## AIM OF THE TASK:
The exercise asks you to copy every line below in which "即符合交往" appears.

## EXTRACTED INFORMATION:
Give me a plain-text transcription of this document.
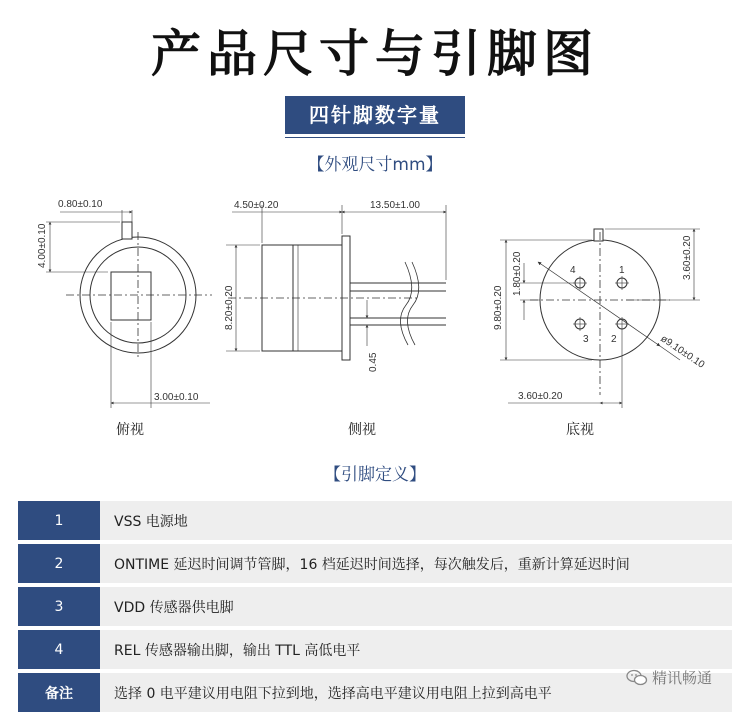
产品尺寸与引脚图
四针脚数字量
【外观尺寸mm】
0.80±0.10
4.00±0.10
3.00±0.10
俯视
4.50±0.20	13.50±1.00
8.20±0.20
0.45
侧视
4	1
3 2
3.60±0.20
9.80±0.20
1.80±0.20
3.60±0.20
ø9.10±0.10
底视
【引脚定义】
1	VSS 电源地
2	ONTIME 延迟时间调节管脚，16 档延迟时间选择，每次触发后，重新计算延迟时间
3	VDD 传感器供电脚
4	REL 传感器输出脚，输出 TTL 高低电平
备注	选择 0 电平建议用电阻下拉到地，选择高电平建议用电阻上拉到高电平
精讯畅通
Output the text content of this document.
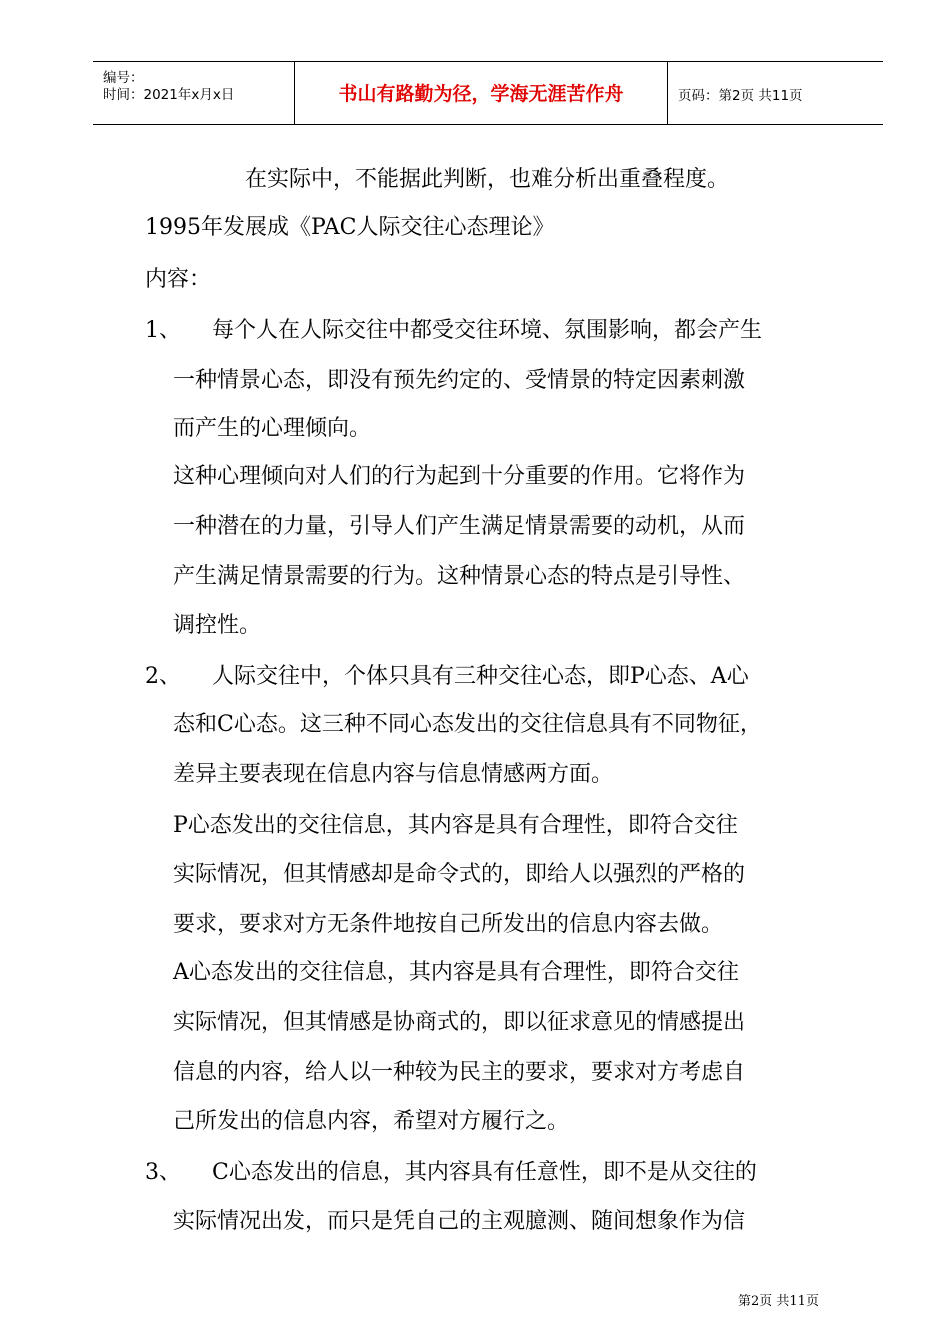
编号：
时间：2021年x月x日	书山有路勤为径，学海无涯苦作舟	页码：第2页 共11页
在实际中，不能据此判断，也难分析出重叠程度。
1995年发展成《PAC人际交往心态理论》
内容：
1、 每个人在人际交往中都受交往环境、氛围影响，都会产生
一种情景心态，即没有预先约定的、受情景的特定因素刺激
而产生的心理倾向。
这种心理倾向对人们的行为起到十分重要的作用。它将作为
一种潜在的力量，引导人们产生满足情景需要的动机，从而
产生满足情景需要的行为。这种情景心态的特点是引导性、
调控性。
2、 人际交往中，个体只具有三种交往心态，即P心态、A心
态和C心态。这三种不同心态发出的交往信息具有不同物征，
差异主要表现在信息内容与信息情感两方面。
P心态发出的交往信息，其内容是具有合理性，即符合交往
实际情况，但其情感却是命令式的，即给人以强烈的严格的
要求，要求对方无条件地按自己所发出的信息内容去做。
A心态发出的交往信息，其内容是具有合理性，即符合交往
实际情况，但其情感是协商式的，即以征求意见的情感提出
信息的内容，给人以一种较为民主的要求，要求对方考虑自
己所发出的信息内容，希望对方履行之。
3、 C心态发出的信息，其内容具有任意性，即不是从交往的
实际情况出发，而只是凭自己的主观臆测、随间想象作为信
第2页 共11页
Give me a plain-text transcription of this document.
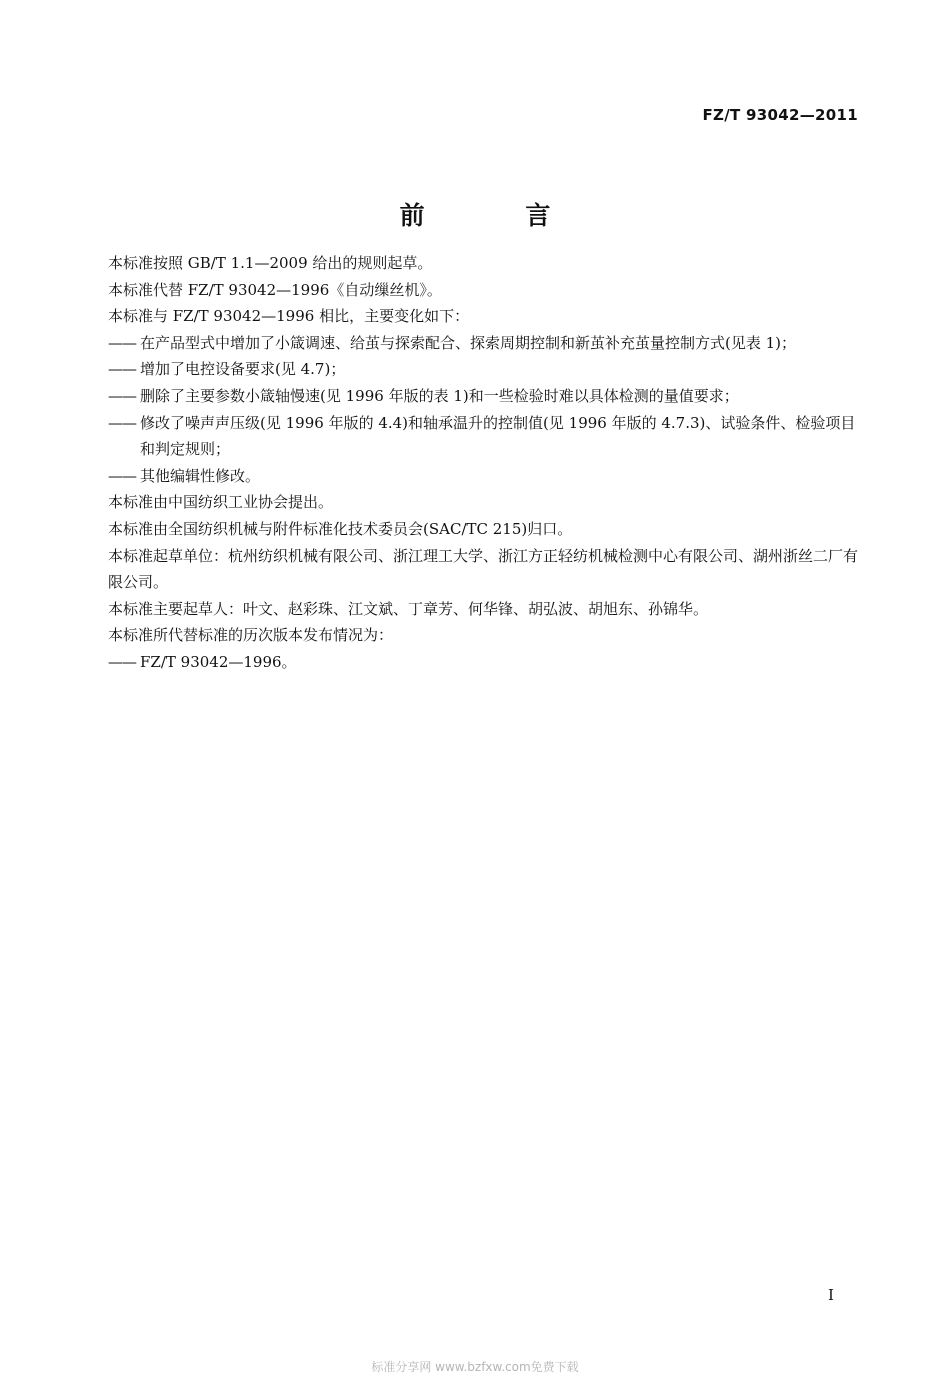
FZ/T 93042—2011
前 言

本标准按照 GB/T 1.1—2009 给出的规则起草。

本标准代替 FZ/T 93042—1996《自动缫丝机》。

本标准与 FZ/T 93042—1996 相比，主要变化如下：

—— 在产品型式中增加了小箴调速、给茧与探索配合、探索周期控制和新茧补充茧量控制方式(见表 1)；

—— 增加了电控设备要求(见 4.7)；

—— 删除了主要参数小箴轴慢速(见 1996 年版的表 1)和一些检验时难以具体检测的量值要求；

—— 修改了噪声声压级(见 1996 年版的 4.4)和轴承温升的控制值(见 1996 年版的 4.7.3)、试验条件、检验项目和判定规则；

—— 其他编辑性修改。

本标准由中国纺织工业协会提出。

本标准由全国纺织机械与附件标准化技术委员会(SAC/TC 215)归口。

本标准起草单位：杭州纺织机械有限公司、浙江理工大学、浙江方正轻纺机械检测中心有限公司、湖州浙丝二厂有限公司。

本标准主要起草人：叶文、赵彩珠、江文斌、丁章芳、何华锋、胡弘波、胡旭东、孙锦华。

本标准所代替标准的历次版本发布情况为：

—— FZ/T 93042—1996。

I
标准分享网 www.bzfxw.com免费下载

## RESPONSE TO THIS TASK:
P心态发出的交往信息，其内容是具有合理性，即符合交往
A心态发出的交往信息，其内容是具有合理性，即符合交往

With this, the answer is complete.